Show each line of the data below that has the string "Scan" in it.
** Begin Excerpted data **
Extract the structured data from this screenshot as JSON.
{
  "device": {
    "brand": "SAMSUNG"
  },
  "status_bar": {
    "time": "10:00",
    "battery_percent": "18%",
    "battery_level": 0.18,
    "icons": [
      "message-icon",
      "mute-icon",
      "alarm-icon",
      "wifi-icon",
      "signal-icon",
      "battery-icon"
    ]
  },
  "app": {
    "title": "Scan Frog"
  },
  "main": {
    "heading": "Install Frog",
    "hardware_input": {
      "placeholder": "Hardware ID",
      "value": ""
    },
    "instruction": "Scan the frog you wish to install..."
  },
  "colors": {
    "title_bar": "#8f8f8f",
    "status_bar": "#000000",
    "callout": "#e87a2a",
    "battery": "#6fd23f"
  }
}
** End Excerpted data **
> **Response to the task**
    "title": "Scan Frog"
    "instruction": "Scan the frog you wish to install..."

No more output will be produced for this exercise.